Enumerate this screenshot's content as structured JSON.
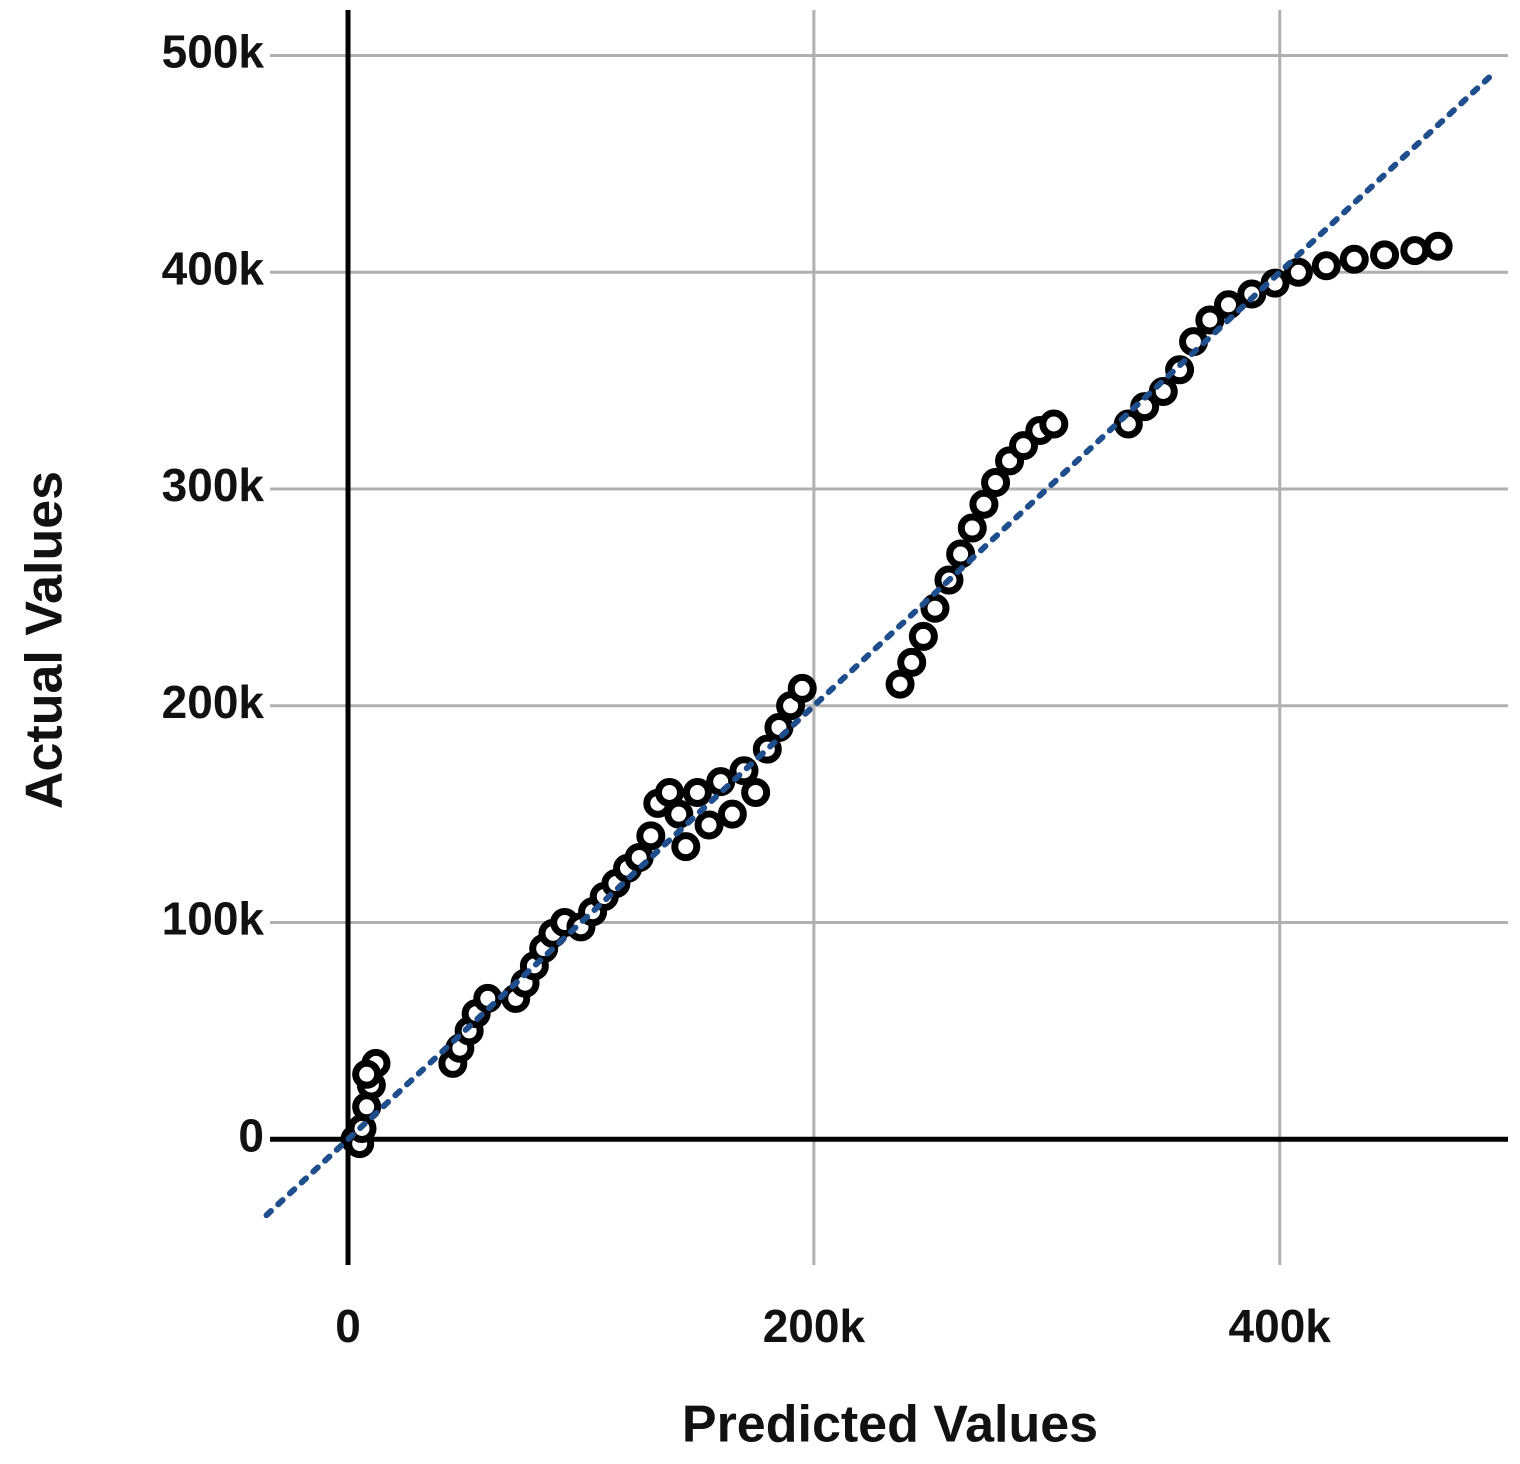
{
  "chart_data": {
    "type": "scatter",
    "x_label": "Predicted Values",
    "y_label": "Actual Values",
    "xlim": [
      -33500,
      498000
    ],
    "ylim": [
      -58000,
      521000
    ],
    "xticks": [
      0,
      {
        "value": 200000,
        "label": "200k"
      },
      {
        "value": 400000,
        "label": "400k"
      }
    ],
    "yticks": [
      0,
      {
        "value": 100000,
        "label": "100k"
      },
      {
        "value": 200000,
        "label": "200k"
      },
      {
        "value": 300000,
        "label": "300k"
      },
      {
        "value": 400000,
        "label": "400k"
      },
      {
        "value": 500000,
        "label": "500k"
      }
    ],
    "grid": true,
    "series": [
      {
        "color": "#000000",
        "x": [
          3000,
          5000,
          6000,
          8000,
          10000,
          12000,
          8000,
          45000,
          48000,
          52000,
          55000,
          60000,
          72000,
          76000,
          80000,
          84000,
          88000,
          93000,
          100000,
          105000,
          110000,
          115000,
          120000,
          125000,
          130000,
          133000,
          138000,
          142000,
          145000,
          150000,
          155000,
          160000,
          165000,
          170000,
          175000,
          180000,
          185000,
          190000,
          195000,
          237000,
          242000,
          247000,
          252000,
          258000,
          263000,
          268000,
          273000,
          278000,
          284000,
          290000,
          297000,
          303000,
          335000,
          342000,
          350000,
          357000,
          363000,
          370000,
          378000,
          388000,
          398000,
          408000,
          420000,
          432000,
          445000,
          458000,
          468000
        ],
        "y": [
          0,
          -2000,
          5000,
          15000,
          25000,
          35000,
          30000,
          35000,
          42000,
          50000,
          58000,
          65000,
          65000,
          72000,
          80000,
          88000,
          95000,
          100000,
          98000,
          105000,
          112000,
          118000,
          125000,
          130000,
          140000,
          155000,
          160000,
          150000,
          135000,
          160000,
          145000,
          165000,
          150000,
          170000,
          160000,
          180000,
          190000,
          200000,
          208000,
          210000,
          220000,
          232000,
          245000,
          258000,
          270000,
          282000,
          293000,
          303000,
          313000,
          320000,
          327000,
          330000,
          330000,
          338000,
          345000,
          355000,
          368000,
          378000,
          385000,
          390000,
          395000,
          400000,
          403000,
          406000,
          408000,
          410000,
          412000
        ]
      }
    ],
    "reference_line": {
      "color": "#1f4e8c",
      "x": [
        -35000,
        492000
      ],
      "y": [
        -35000,
        492000
      ]
    }
  }
}
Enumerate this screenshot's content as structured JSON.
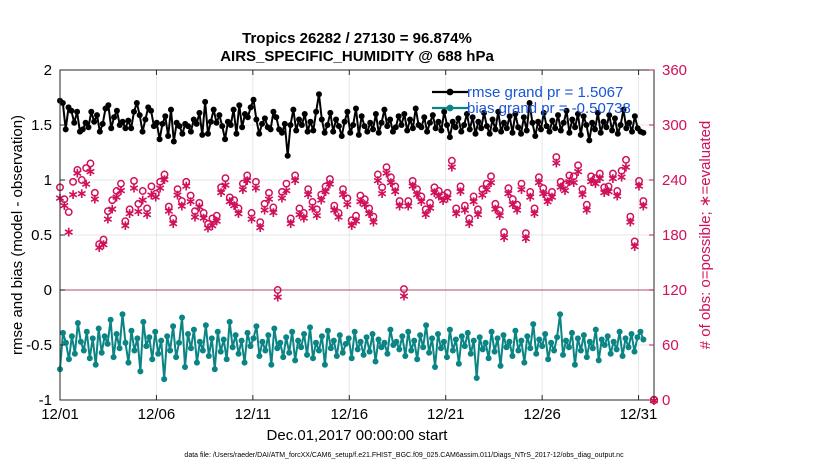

> _Requirement_: Any pictures should be dropped; transcribe the rest of the records above exactly.

> _Result of the exercise_:
Enumerate this screenshot's content as structured JSON.
{
  "chart_data": {
    "type": "scatter",
    "x_label": "Predicted Values",
    "y_label": "Actual Values",
    "xlim": [
      -33500,
      498000
    ],
    "ylim": [
      -58000,
      521000
    ],
    "xticks": [
      0,
      {
        "value": 200000,
        "label": "200k"
      },
      {
        "value": 400000,
        "label": "400k"
      }
    ],
    "yticks": [
      0,
      {
        "value": 100000,
        "label": "100k"
      },
      {
        "value": 200000,
        "label": "200k"
      },
      {
        "value": 300000,
        "label": "300k"
      },
      {
        "value": 400000,
        "label": "400k"
      },
      {
        "value": 500000,
        "label": "500k"
      }
    ],
    "grid": true,
    "series": [
      {
        "color": "#000000",
        "x": [
          3000,
          5000,
          6000,
          8000,
          10000,
          12000,
          8000,
          45000,
          48000,
          52000,
          55000,
          60000,
          72000,
          76000,
          80000,
          84000,
          88000,
          93000,
          100000,
          105000,
          110000,
          115000,
          120000,
          125000,
          130000,
          133000,
          138000,
          142000,
          145000,
          150000,
          155000,
          160000,
          165000,
          170000,
          175000,
          180000,
          185000,
          190000,
          195000,
          237000,
          242000,
          247000,
          252000,
          258000,
          263000,
          268000,
          273000,
          278000,
          284000,
          290000,
          297000,
          303000,
          335000,
          342000,
          350000,
          357000,
          363000,
          370000,
          378000,
          388000,
          398000,
          408000,
          420000,
          432000,
          445000,
          458000,
          468000
        ],
        "y": [
          0,
          -2000,
          5000,
          15000,
          25000,
          35000,
          30000,
          35000,
          42000,
          50000,
          58000,
          65000,
          65000,
          72000,
          80000,
          88000,
          95000,
          100000,
          98000,
          105000,
          112000,
          118000,
          125000,
          130000,
          140000,
          155000,
          160000,
          150000,
          135000,
          160000,
          145000,
          165000,
          150000,
          170000,
          160000,
          180000,
          190000,
          200000,
          208000,
          210000,
          220000,
          232000,
          245000,
          258000,
          270000,
          282000,
          293000,
          303000,
          313000,
          320000,
          327000,
          330000,
          330000,
          338000,
          345000,
          355000,
          368000,
          378000,
          385000,
          390000,
          395000,
          400000,
          403000,
          406000,
          408000,
          410000,
          412000
        ]
      }
    ],
    "reference_line": {
      "color": "#1f4e8c",
      "x": [
        -35000,
        492000
      ],
      "y": [
        -35000,
        492000
      ]
    }
  }
}
Enumerate this screenshot's content as structured JSON.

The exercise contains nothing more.